Plus fort en goût et en odeur que le prosciutto ou le jamón serrano, le jambon de Jinhua est pour l’instant interdit d’importation aux États-Unis [ndlr : et quasi impossible à trouver en France]. C’est pourtant un ingrédient très prisé dans la cuisine chinoise. Souvent utilisé dans des ragoûts ou sauté avec des légumes, il séduit par sa polyvalence et son goût intense qui procure à coup sûr l’umami.

« J’ai seulement besoin d’un échantillon », m’assure le chef. « Le goût est divin et je veux juste pouvoir essayer de le recréer ici aux States. »

Ce jambon a une histoire millénaire – c’est la plus vieille variété de l’Empire du Milieu. Sa première occurrence remonte à la dynastie des Tang, au Xe siècle. Marco Polo aurait même importé les techniques d’affinage de Jinhua jusqu’en Europe. Beaucoup des procédés de salaison et de séchage utilisés aujourd’hui ressemblent à ceux pratiqués dans cette modeste ville du sud de la Chine – mais en un peu plus évolués.

[Entrées d'éléments annotés]
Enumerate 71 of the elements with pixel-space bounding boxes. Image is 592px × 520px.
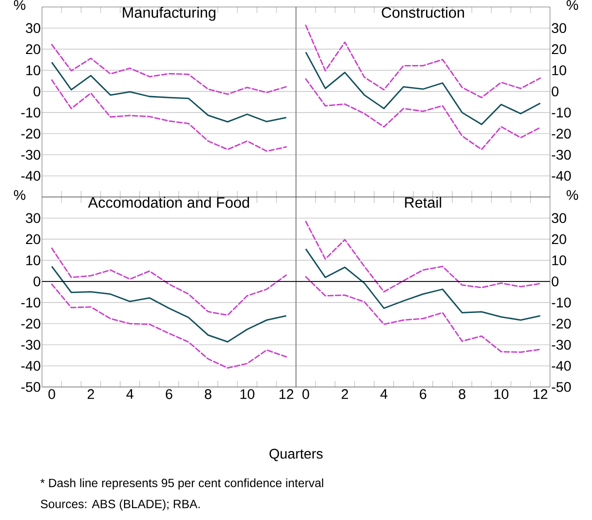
- y-tick-label: 0: [34, 276, 40, 286]
- y-axis-title: %: [14, 0, 26, 10]
- y-tick-label: 10: [26, 65, 40, 76]
- line-series: [305, 248, 541, 321]
- line-series: [51, 62, 287, 123]
- y-tick-label: 30: [552, 213, 566, 224]
- y-tick-label: -30: [552, 150, 571, 160]
- x-tick-label: 0: [302, 389, 310, 400]
- text: * Dash line represents 95 per cent confidence interval: [40, 478, 324, 490]
- y-tick-label: -40: [21, 360, 40, 371]
- y-tick-label: 30: [552, 23, 566, 34]
- line-series: [305, 51, 541, 126]
- x-tick-label: 4: [380, 389, 388, 399]
- x-tick-label: 0: [48, 389, 56, 400]
- x-tick-label: 6: [166, 389, 172, 400]
- y-tick-label: -10: [552, 108, 571, 118]
- y-tick-label: 10: [552, 255, 566, 266]
- y-tick-label: 0: [552, 86, 558, 96]
- y-tick-label: -20: [552, 318, 571, 329]
- line-series: [51, 79, 287, 152]
- x-axis-title: Quarters: [270, 448, 323, 462]
- y-tick-label: -10: [21, 298, 40, 308]
- x-tick-label: 2: [88, 389, 94, 399]
- y-tick-label: -20: [552, 128, 571, 139]
- line-series: [51, 44, 287, 95]
- line-series: [51, 266, 287, 343]
- y-tick-label: 20: [26, 44, 40, 54]
- y-tick-label: -40: [21, 170, 40, 181]
- chart-title: Accomodation and Food: [88, 196, 250, 208]
- line-series: [305, 276, 541, 353]
- y-tick-label: -30: [552, 340, 571, 350]
- source-note: Sources: ABS (BLADE); RBA.: [40, 499, 200, 511]
- line-series: [305, 24, 541, 98]
- x-tick-label: 8: [458, 389, 466, 400]
- line-series: [305, 220, 541, 292]
- x-tick-label: 10: [494, 389, 508, 400]
- y-tick-label: 10: [26, 255, 40, 266]
- line-series: [51, 283, 287, 369]
- y-axis-title: %: [14, 190, 26, 200]
- y-tick-label: -30: [21, 340, 40, 350]
- y-axis-title: %: [566, 0, 578, 10]
- y-tick-label: -10: [21, 108, 40, 118]
- y-tick-label: 20: [552, 44, 566, 54]
- y-tick-label: -30: [21, 150, 40, 160]
- y-tick-label: -50: [552, 382, 571, 392]
- chart-title: Construction: [382, 6, 464, 18]
- y-tick-label: -40: [552, 360, 571, 371]
- y-tick-label: -20: [21, 318, 40, 329]
- x-tick-label: 6: [420, 389, 426, 400]
- x-tick-label: 8: [204, 389, 212, 400]
- y-tick-label: 0: [34, 86, 40, 96]
- y-tick-label: 10: [552, 65, 566, 76]
- line-series: [51, 248, 287, 316]
- chart-title: Manufacturing: [122, 6, 216, 21]
- y-tick-label: 0: [552, 276, 558, 286]
- x-tick-label: 2: [342, 389, 348, 399]
- y-tick-label: -20: [21, 128, 40, 139]
- y-tick-label: 30: [26, 23, 40, 34]
- y-tick-label: -10: [552, 298, 571, 308]
- y-tick-label: 30: [26, 213, 40, 224]
- x-tick-label: 12: [534, 389, 548, 399]
- y-tick-label: 20: [552, 234, 566, 244]
- chart-title: Retail: [405, 196, 442, 208]
- y-tick-label: 20: [26, 234, 40, 244]
- y-tick-label: -50: [21, 382, 40, 392]
- x-tick-label: 4: [126, 389, 134, 399]
- y-tick-label: -40: [552, 170, 571, 181]
- x-tick-label: 12: [280, 389, 294, 399]
- x-tick-label: 10: [240, 389, 254, 400]
- y-axis-title: %: [566, 190, 578, 200]
- line-series: [305, 78, 541, 150]
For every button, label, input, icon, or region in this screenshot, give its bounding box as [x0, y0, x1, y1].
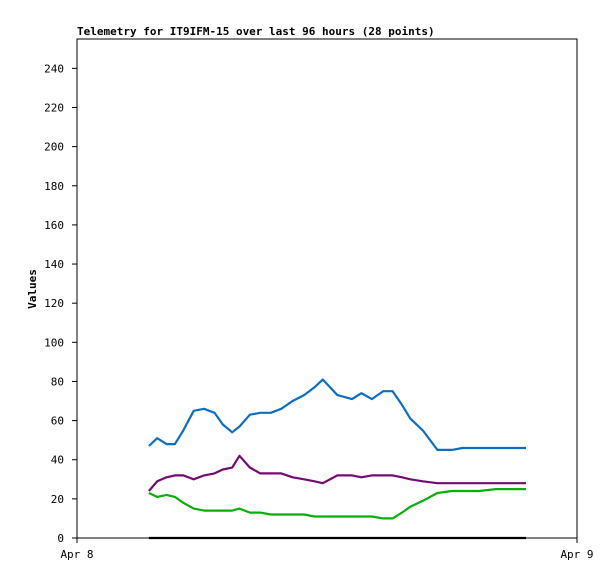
y-tick-label: 160 — [44, 219, 64, 232]
series-line-2 — [148, 454, 526, 492]
x-tick-label: Apr 8 — [60, 548, 93, 561]
y-tick-label: 80 — [51, 375, 64, 388]
plot-frame — [76, 38, 578, 539]
y-tick-label: 0 — [57, 532, 64, 545]
y-tick-label: 100 — [44, 336, 64, 349]
x-axis: Apr 8 Apr 9 — [60, 538, 594, 561]
y-tick-label: 120 — [44, 297, 64, 310]
y-tick-label: 20 — [51, 493, 64, 506]
y-axis: 0 20 40 60 80 100 120 140 160 180 200 220 240 — [44, 62, 77, 545]
chart-title: Telemetry for IT9IFM-15 over last 96 hou… — [77, 25, 435, 38]
y-tick-label: 180 — [44, 180, 64, 193]
y-axis-title: Values — [26, 269, 39, 309]
series-group — [148, 378, 526, 540]
y-tick-label: 140 — [44, 258, 64, 271]
series-line-3 — [148, 488, 526, 520]
y-tick-label: 200 — [44, 141, 64, 154]
y-tick-label: 220 — [44, 101, 64, 114]
y-tick-label: 40 — [51, 454, 64, 467]
y-tick-label: 240 — [44, 62, 64, 75]
series-line-1 — [148, 378, 526, 451]
y-tick-label: 60 — [51, 415, 64, 428]
x-tick-label: Apr 9 — [560, 548, 593, 561]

_Consignes de l'exercice:_
**1.** D'après le texte sur le jambon de Jinhua, dans quels types de préparations ce jambon est-il souvent utilisé ?
**2.** Rédigez la suite du texte sur le jambon de Jinhua, en reprenant après sa dernière phrase.
Les enregistrements n'ont aucun lien avec le texte.

_Résultats de l'exercice:_
**1.** Dans des ragoûts, ou sauté avec des légumes.

**2.**
Je me suis donc rendue à Jinhua. Et dès le deuxième jour, j’avais trouvé mon usine de jambon. Jindu, fondée en 1974, produit environ 50 000 à 60 000 pièces par an. Ni une, ni deux, je me suis retrouvée au milieu d’une énorme salle dans laquelle étaient suspendues des centaines de carcasses de porc.

« C’est comme ça que le jambon est fait », me raconte ma pote Sherry Zhen, native de Jinhua, les yeux rivés sur les morceaux recouverts d’une pellicule de sel. Je grimace ; l’odeur qui se dégage des cadavres porcins est plutôt forte.

« La vérité c’est que je n’y avais jamais mis les pieds », confesse la mère de Sherry, notre intermédiaire puisqu’elle connaît le propriétaire de l’usine. « Les habitants de Jinhua ne mangent pas beaucoup de ce jambon. On le trouve trop salé. »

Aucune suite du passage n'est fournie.